Find the line containing "Convert this screenshot", then return it and every line after it through the end of the records, exactly. Leave out pictures.

-- start --

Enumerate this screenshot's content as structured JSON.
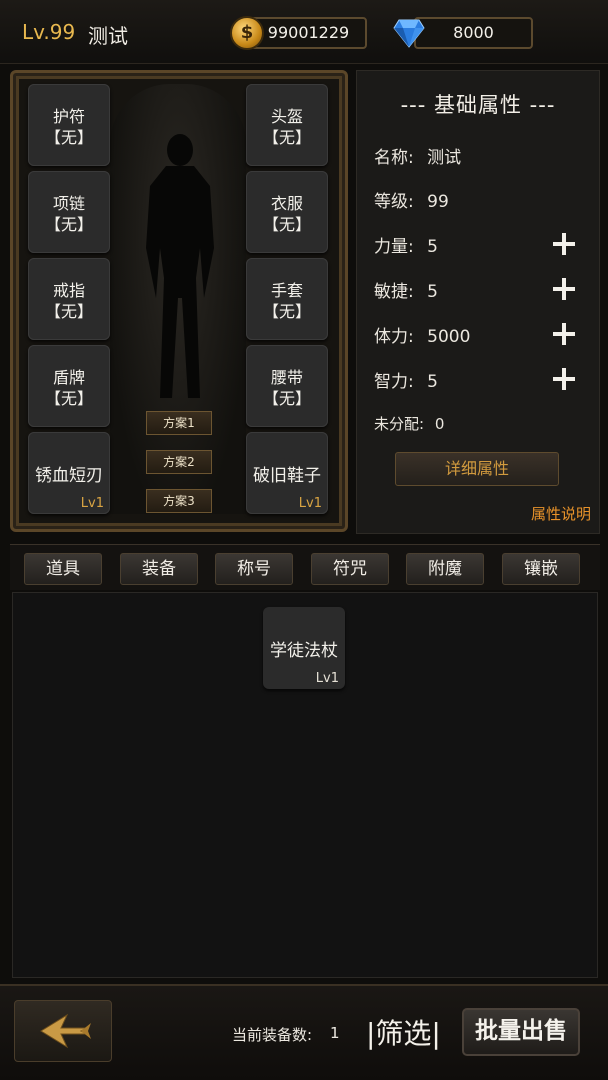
{
  "topbar": {
    "level": "Lv.99",
    "player_name": "测试",
    "gold_amount": "99001229",
    "gem_amount": "8000",
    "coin_icon": "coin-icon",
    "gem_icon": "diamond-icon"
  },
  "equipment": {
    "slots": [
      {
        "name": "护符",
        "state": "【无】"
      },
      {
        "name": "头盔",
        "state": "【无】"
      },
      {
        "name": "项链",
        "state": "【无】"
      },
      {
        "name": "衣服",
        "state": "【无】"
      },
      {
        "name": "戒指",
        "state": "【无】"
      },
      {
        "name": "手套",
        "state": "【无】"
      },
      {
        "name": "盾牌",
        "state": "【无】"
      },
      {
        "name": "腰带",
        "state": "【无】"
      }
    ],
    "weapon": {
      "name": "锈血短刃",
      "level": "Lv1"
    },
    "shoes": {
      "name": "破旧鞋子",
      "level": "Lv1"
    },
    "plans": [
      "方案1",
      "方案2",
      "方案3"
    ]
  },
  "attributes": {
    "title": "--- 基础属性 ---",
    "name_label": "名称:",
    "name_value": "测试",
    "level_label": "等级:",
    "level_value": "99",
    "strength_label": "力量:",
    "strength_value": "5",
    "agility_label": "敏捷:",
    "agility_value": "5",
    "stamina_label": "体力:",
    "stamina_value": "5000",
    "intellect_label": "智力:",
    "intellect_value": "5",
    "unassigned_label": "未分配:",
    "unassigned_value": "0",
    "detail_button": "详细属性",
    "help_link": "属性说明"
  },
  "tabs": [
    "道具",
    "装备",
    "称号",
    "符咒",
    "附魔",
    "镶嵌"
  ],
  "inventory": {
    "items": [
      {
        "name": "学徒法杖",
        "level": "Lv1"
      }
    ]
  },
  "bottom": {
    "count_label": "当前装备数:",
    "count_value": "1",
    "filter_label": "|筛选|",
    "sell_label": "批量出售",
    "back_icon": "back-arrow-icon"
  },
  "colors": {
    "accent_gold": "#e8b84f",
    "help_orange": "#e7922a",
    "level_tag": "#d9a443"
  }
}
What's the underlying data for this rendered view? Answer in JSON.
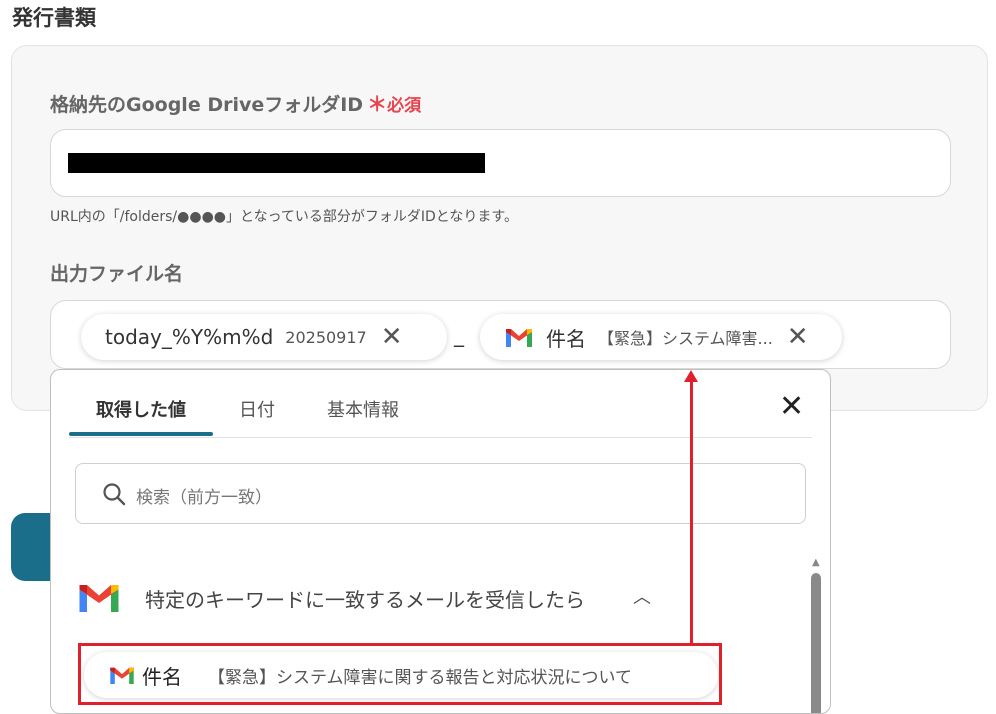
{
  "section_title": "発行書類",
  "folder_field": {
    "label": "格納先のGoogle DriveフォルダID",
    "required_star": "＊",
    "required_text": "必須",
    "hint": "URL内の「/folders/●●●●」となっている部分がフォルダIDとなります。"
  },
  "filename_field": {
    "label": "出力ファイル名",
    "chips": [
      {
        "name": "today_%Y%m%d",
        "value": "20250917",
        "remove": "✕"
      },
      {
        "name": "件名",
        "value": "【緊急】システム障害...",
        "remove": "✕"
      }
    ],
    "separator": "_"
  },
  "dropdown": {
    "tabs": [
      "取得した値",
      "日付",
      "基本情報"
    ],
    "active_tab": "取得した値",
    "close": "✕",
    "search_placeholder": "検索（前方一致）",
    "group_title": "特定のキーワードに一致するメールを受信したら",
    "group_chevron": "︿",
    "items": [
      {
        "name": "件名",
        "value": "【緊急】システム障害に関する報告と対応状況について"
      }
    ]
  },
  "colors": {
    "accent": "#1b6e8a",
    "required": "#e8444f",
    "annotation": "#e0202d"
  },
  "icons": {
    "gmail": "gmail-icon",
    "search": "search-icon",
    "close": "close-icon",
    "chevron": "chevron-up-icon"
  }
}
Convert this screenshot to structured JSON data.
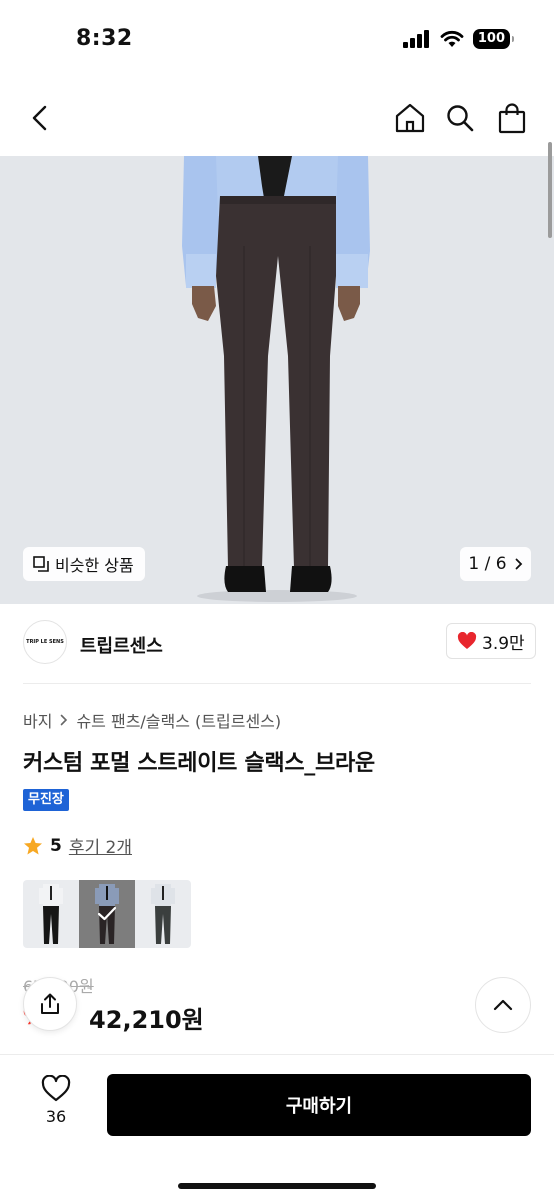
{
  "status": {
    "time": "8:32",
    "battery": "100"
  },
  "nav": {
    "back": "back-icon",
    "home": "home-icon",
    "search": "search-icon",
    "bag": "bag-icon"
  },
  "hero": {
    "similar_label": "비슷한 상품",
    "counter": "1 / 6",
    "colors": {
      "background": "#e3e6ea",
      "shirt": "#a9c4ee",
      "trousers": "#3a3132",
      "tie": "#1a1a1a"
    }
  },
  "brand": {
    "logo_text": "TRIP LE SENS",
    "name": "트립르센스",
    "likes": "3.9만"
  },
  "breadcrumb": [
    "바지",
    "슈트 팬츠/슬랙스 (트립르센스)"
  ],
  "product": {
    "title": "커스텀 포멀 스트레이트 슬랙스_브라운",
    "tag": "무진장",
    "rating": "5",
    "reviews": "후기 2개",
    "original_price": "67,900원",
    "discount": "%",
    "sale_price": "42,210원"
  },
  "thumbnails": [
    {
      "variant": "black",
      "selected": false
    },
    {
      "variant": "brown",
      "selected": true
    },
    {
      "variant": "gray",
      "selected": false
    }
  ],
  "bottom": {
    "wish_count": "36",
    "buy_label": "구매하기"
  },
  "colors": {
    "accent_blue": "#1e63d6",
    "discount_red": "#ff3b30",
    "heart_red": "#e8262d",
    "star": "#f7a823"
  }
}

-- end --

__OUTPUT BELOW__:
Convert this screenshot to structured JSON data.
{
  "status": {
    "time": "8:32",
    "battery": "100"
  },
  "nav": {
    "back": "back-icon",
    "home": "home-icon",
    "search": "search-icon",
    "bag": "bag-icon"
  },
  "hero": {
    "similar_label": "비슷한 상품",
    "counter": "1 / 6",
    "colors": {
      "background": "#e3e6ea",
      "shirt": "#a9c4ee",
      "trousers": "#3a3132",
      "tie": "#1a1a1a"
    }
  },
  "brand": {
    "logo_text": "TRIP LE SENS",
    "name": "트립르센스",
    "likes": "3.9만"
  },
  "breadcrumb": [
    "바지",
    "슈트 팬츠/슬랙스 (트립르센스)"
  ],
  "product": {
    "title": "커스텀 포멀 스트레이트 슬랙스_브라운",
    "tag": "무진장",
    "rating": "5",
    "reviews": "후기 2개",
    "original_price": "67,900원",
    "discount": "%",
    "sale_price": "42,210원"
  },
  "thumbnails": [
    {
      "variant": "black",
      "selected": false
    },
    {
      "variant": "brown",
      "selected": true
    },
    {
      "variant": "gray",
      "selected": false
    }
  ],
  "bottom": {
    "wish_count": "36",
    "buy_label": "구매하기"
  },
  "colors": {
    "accent_blue": "#1e63d6",
    "discount_red": "#ff3b30",
    "heart_red": "#e8262d",
    "star": "#f7a823"
  }
}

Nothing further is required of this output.